> Written exercise
Locate every line in the records below that contains the word "MCGOUGH", and copy each one.

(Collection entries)
■ ■ ■ ■

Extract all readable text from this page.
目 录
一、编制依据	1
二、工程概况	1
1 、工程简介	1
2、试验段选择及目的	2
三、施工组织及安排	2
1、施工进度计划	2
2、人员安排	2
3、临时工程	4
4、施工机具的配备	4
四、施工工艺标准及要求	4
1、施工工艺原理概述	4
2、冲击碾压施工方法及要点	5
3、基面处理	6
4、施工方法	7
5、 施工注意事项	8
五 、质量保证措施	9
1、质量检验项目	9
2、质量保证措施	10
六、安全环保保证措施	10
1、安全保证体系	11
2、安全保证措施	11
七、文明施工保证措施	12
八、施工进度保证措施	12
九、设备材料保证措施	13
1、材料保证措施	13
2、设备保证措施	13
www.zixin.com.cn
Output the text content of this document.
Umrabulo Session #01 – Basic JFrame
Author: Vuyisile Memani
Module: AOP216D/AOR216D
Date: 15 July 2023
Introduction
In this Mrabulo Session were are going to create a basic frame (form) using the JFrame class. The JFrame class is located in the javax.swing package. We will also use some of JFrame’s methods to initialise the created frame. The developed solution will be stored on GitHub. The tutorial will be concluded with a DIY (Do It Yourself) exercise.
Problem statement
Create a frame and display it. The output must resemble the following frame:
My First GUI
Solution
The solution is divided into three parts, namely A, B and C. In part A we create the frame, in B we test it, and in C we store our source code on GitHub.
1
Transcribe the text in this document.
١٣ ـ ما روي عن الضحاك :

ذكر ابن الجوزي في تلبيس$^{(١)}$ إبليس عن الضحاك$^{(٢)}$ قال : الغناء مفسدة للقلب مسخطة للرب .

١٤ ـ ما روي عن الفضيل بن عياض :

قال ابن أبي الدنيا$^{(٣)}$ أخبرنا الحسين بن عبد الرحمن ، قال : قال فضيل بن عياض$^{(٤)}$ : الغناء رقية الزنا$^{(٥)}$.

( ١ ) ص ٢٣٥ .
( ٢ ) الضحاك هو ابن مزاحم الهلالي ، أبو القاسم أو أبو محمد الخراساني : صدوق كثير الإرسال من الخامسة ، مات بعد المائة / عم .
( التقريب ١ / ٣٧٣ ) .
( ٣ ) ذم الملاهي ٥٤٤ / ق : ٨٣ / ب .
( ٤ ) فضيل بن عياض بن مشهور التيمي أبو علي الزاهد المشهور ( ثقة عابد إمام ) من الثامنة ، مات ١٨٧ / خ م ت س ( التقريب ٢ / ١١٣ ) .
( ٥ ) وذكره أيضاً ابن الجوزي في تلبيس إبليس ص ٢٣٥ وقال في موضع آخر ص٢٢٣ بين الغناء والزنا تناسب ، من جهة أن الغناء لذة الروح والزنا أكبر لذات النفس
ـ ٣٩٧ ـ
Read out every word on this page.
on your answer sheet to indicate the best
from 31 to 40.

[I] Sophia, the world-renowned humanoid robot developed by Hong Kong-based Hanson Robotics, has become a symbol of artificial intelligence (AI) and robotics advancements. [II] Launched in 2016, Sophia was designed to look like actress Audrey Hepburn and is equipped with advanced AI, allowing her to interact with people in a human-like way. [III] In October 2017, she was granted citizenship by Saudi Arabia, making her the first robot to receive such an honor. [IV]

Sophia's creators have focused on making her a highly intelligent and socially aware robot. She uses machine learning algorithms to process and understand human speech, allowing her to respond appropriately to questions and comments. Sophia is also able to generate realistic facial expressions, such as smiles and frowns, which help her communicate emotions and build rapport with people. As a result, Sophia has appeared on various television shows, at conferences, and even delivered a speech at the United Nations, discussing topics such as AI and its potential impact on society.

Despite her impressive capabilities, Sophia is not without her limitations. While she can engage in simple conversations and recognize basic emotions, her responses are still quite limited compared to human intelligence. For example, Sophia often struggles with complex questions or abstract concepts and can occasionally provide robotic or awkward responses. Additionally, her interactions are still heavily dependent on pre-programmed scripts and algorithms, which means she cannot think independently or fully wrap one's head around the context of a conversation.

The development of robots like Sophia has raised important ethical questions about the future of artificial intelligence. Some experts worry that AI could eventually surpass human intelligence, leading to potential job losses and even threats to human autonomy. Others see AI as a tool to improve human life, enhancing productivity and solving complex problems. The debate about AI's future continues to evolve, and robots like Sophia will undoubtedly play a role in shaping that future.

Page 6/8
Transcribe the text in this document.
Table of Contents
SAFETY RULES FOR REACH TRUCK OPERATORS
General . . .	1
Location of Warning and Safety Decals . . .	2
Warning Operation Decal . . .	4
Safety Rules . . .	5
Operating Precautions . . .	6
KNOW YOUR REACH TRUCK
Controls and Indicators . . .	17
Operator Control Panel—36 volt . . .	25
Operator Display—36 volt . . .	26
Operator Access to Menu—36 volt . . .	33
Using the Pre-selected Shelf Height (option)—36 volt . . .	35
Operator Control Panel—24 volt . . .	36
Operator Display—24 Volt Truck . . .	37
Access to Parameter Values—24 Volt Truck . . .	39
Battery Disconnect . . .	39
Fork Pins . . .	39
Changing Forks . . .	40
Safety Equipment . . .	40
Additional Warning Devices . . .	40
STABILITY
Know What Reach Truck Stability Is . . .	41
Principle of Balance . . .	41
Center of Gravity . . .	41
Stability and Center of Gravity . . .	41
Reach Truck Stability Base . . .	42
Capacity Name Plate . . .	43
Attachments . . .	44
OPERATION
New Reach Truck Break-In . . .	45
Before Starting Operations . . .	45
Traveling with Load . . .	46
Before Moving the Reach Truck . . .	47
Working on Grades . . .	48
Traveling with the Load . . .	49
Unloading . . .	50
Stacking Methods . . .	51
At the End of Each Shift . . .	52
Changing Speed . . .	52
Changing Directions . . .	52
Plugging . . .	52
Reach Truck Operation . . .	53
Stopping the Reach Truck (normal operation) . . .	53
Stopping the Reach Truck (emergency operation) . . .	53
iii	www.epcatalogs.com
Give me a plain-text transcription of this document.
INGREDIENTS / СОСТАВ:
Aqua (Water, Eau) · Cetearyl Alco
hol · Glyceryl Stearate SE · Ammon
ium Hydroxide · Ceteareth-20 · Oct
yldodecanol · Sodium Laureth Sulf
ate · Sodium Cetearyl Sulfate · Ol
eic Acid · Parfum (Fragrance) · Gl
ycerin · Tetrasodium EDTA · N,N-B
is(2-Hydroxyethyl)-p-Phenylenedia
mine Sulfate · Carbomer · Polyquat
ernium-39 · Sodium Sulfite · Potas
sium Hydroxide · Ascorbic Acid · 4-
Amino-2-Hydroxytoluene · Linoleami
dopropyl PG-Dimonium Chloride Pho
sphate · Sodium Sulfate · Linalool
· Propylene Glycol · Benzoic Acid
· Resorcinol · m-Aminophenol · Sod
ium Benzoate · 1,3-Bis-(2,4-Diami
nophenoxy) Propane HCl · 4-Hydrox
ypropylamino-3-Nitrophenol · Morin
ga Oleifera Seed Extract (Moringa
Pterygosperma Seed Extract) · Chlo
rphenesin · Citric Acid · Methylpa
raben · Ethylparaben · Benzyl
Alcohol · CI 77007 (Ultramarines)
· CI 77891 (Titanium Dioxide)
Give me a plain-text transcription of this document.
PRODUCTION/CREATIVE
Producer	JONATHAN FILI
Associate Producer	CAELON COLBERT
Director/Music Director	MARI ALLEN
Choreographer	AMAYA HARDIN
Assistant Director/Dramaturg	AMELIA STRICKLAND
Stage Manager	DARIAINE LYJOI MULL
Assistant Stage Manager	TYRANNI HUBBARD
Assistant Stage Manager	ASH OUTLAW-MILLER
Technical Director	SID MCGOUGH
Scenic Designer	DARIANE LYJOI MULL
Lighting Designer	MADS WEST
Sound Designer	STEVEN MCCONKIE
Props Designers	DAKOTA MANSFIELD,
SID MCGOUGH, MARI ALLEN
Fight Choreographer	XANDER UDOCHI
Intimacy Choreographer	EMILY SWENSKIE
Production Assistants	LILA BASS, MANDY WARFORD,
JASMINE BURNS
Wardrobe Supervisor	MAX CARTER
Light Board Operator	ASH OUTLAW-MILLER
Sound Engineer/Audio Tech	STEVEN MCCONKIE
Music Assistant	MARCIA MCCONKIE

■ ■ ■ ■

> Task response
Technical Director	SID MCGOUGH
SID MCGOUGH, MARI ALLEN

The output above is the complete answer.